__GIVEN EXERCISE__. Set the following entries down again exactly, line by line.

Start of LISTING

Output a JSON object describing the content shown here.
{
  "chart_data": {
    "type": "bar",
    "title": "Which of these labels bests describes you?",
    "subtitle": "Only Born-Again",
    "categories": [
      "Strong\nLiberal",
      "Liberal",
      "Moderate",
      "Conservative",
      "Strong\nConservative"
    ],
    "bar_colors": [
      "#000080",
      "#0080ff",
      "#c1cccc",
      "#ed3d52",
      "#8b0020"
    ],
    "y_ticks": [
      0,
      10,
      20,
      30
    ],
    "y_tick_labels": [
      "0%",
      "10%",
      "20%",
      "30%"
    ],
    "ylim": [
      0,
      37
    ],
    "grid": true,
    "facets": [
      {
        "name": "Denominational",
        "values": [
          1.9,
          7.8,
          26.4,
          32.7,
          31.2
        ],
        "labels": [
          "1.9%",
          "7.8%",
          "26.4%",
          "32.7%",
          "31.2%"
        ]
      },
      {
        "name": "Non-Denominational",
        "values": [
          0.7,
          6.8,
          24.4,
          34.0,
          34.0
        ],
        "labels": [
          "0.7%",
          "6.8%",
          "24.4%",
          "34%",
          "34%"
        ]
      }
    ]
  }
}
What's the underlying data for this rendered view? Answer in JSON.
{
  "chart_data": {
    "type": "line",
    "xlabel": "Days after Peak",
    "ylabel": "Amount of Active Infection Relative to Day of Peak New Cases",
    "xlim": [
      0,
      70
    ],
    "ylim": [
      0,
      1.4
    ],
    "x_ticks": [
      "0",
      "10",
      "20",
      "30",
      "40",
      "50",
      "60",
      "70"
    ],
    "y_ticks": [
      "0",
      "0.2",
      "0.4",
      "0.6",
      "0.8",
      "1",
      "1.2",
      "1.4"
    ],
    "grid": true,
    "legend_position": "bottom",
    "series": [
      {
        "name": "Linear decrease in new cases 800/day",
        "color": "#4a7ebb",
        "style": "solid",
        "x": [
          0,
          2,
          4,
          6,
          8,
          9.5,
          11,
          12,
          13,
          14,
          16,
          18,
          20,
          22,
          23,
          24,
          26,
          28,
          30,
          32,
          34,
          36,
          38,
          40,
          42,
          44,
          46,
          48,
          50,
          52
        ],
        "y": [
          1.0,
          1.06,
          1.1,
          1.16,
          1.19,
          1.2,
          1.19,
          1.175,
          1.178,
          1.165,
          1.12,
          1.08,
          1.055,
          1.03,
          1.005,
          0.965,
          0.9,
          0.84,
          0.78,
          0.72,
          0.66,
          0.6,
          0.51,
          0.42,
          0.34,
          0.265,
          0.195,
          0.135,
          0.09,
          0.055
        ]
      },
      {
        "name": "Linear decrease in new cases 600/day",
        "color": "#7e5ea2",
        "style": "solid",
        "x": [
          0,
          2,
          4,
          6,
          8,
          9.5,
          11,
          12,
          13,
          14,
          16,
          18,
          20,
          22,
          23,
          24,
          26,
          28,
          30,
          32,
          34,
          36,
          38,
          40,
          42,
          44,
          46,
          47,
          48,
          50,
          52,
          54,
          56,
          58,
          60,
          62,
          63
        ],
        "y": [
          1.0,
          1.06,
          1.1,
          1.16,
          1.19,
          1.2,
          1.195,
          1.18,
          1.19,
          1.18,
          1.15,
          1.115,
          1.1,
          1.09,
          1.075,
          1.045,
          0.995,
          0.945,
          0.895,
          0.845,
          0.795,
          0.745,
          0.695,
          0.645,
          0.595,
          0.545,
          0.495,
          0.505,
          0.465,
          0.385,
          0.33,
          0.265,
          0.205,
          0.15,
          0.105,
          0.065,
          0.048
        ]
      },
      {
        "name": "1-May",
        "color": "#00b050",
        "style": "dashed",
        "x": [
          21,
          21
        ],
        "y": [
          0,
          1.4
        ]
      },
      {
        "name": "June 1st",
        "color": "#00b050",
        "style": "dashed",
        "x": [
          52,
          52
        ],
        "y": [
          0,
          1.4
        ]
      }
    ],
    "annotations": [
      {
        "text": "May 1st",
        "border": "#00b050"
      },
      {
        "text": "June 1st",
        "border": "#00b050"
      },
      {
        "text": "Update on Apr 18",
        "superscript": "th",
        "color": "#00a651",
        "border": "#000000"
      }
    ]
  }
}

End of LISTING

__WRITTEN ANSWER__.
Output a JSON object describing the content shown here.
{
  "chart_data": {
    "type": "bar",
    "title": "Which of these labels bests describes you?",
    "subtitle": "Only Born-Again",
    "categories": [
      "Strong\nLiberal",
      "Liberal",
      "Moderate",
      "Conservative",
      "Strong\nConservative"
    ],
    "bar_colors": [
      "#000080",
      "#0080ff",
      "#c1cccc",
      "#ed3d52",
      "#8b0020"
    ],
    "y_ticks": [
      0,
      10,
      20,
      30
    ],
    "y_tick_labels": [
      "0%",
      "10%",
      "20%",
      "30%"
    ],
    "ylim": [
      0,
      37
    ],
    "grid": true,
    "facets": [
      {
        "name": "Denominational",
        "values": [
          1.9,
          7.8,
          26.4,
          32.7,
          31.2
        ],
        "labels": [
          "1.9%",
          "7.8%",
          "26.4%",
          "32.7%",
          "31.2%"
        ]
      },
      {
        "name": "Non-Denominational",
        "values": [
          0.7,
          6.8,
          24.4,
          34.0,
          34.0
        ],
        "labels": [
          "0.7%",
          "6.8%",
          "24.4%",
          "34%",
          "34%"
        ]
      }
    ]
  }
}
What's the underlying data for this rendered view? Answer in JSON.
{
  "chart_data": {
    "type": "line",
    "xlabel": "Days after Peak",
    "ylabel": "Amount of Active Infection Relative to Day of Peak New Cases",
    "xlim": [
      0,
      70
    ],
    "ylim": [
      0,
      1.4
    ],
    "x_ticks": [
      "0",
      "10",
      "20",
      "30",
      "40",
      "50",
      "60",
      "70"
    ],
    "y_ticks": [
      "0",
      "0.2",
      "0.4",
      "0.6",
      "0.8",
      "1",
      "1.2",
      "1.4"
    ],
    "grid": true,
    "legend_position": "bottom",
    "series": [
      {
        "name": "Linear decrease in new cases 800/day",
        "color": "#4a7ebb",
        "style": "solid",
        "x": [
          0,
          2,
          4,
          6,
          8,
          9.5,
          11,
          12,
          13,
          14,
          16,
          18,
          20,
          22,
          23,
          24,
          26,
          28,
          30,
          32,
          34,
          36,
          38,
          40,
          42,
          44,
          46,
          48,
          50,
          52
        ],
        "y": [
          1.0,
          1.06,
          1.1,
          1.16,
          1.19,
          1.2,
          1.19,
          1.175,
          1.178,
          1.165,
          1.12,
          1.08,
          1.055,
          1.03,
          1.005,
          0.965,
          0.9,
          0.84,
          0.78,
          0.72,
          0.66,
          0.6,
          0.51,
          0.42,
          0.34,
          0.265,
          0.195,
          0.135,
          0.09,
          0.055
        ]
      },
      {
        "name": "Linear decrease in new cases 600/day",
        "color": "#7e5ea2",
        "style": "solid",
        "x": [
          0,
          2,
          4,
          6,
          8,
          9.5,
          11,
          12,
          13,
          14,
          16,
          18,
          20,
          22,
          23,
          24,
          26,
          28,
          30,
          32,
          34,
          36,
          38,
          40,
          42,
          44,
          46,
          47,
          48,
          50,
          52,
          54,
          56,
          58,
          60,
          62,
          63
        ],
        "y": [
          1.0,
          1.06,
          1.1,
          1.16,
          1.19,
          1.2,
          1.195,
          1.18,
          1.19,
          1.18,
          1.15,
          1.115,
          1.1,
          1.09,
          1.075,
          1.045,
          0.995,
          0.945,
          0.895,
          0.845,
          0.795,
          0.745,
          0.695,
          0.645,
          0.595,
          0.545,
          0.495,
          0.505,
          0.465,
          0.385,
          0.33,
          0.265,
          0.205,
          0.15,
          0.105,
          0.065,
          0.048
        ]
      },
      {
        "name": "1-May",
        "color": "#00b050",
        "style": "dashed",
        "x": [
          21,
          21
        ],
        "y": [
          0,
          1.4
        ]
      },
      {
        "name": "June 1st",
        "color": "#00b050",
        "style": "dashed",
        "x": [
          52,
          52
        ],
        "y": [
          0,
          1.4
        ]
      }
    ],
    "annotations": [
      {
        "text": "May 1st",
        "border": "#00b050"
      },
      {
        "text": "June 1st",
        "border": "#00b050"
      },
      {
        "text": "Update on Apr 18",
        "superscript": "th",
        "color": "#00a651",
        "border": "#000000"
      }
    ]
  }
}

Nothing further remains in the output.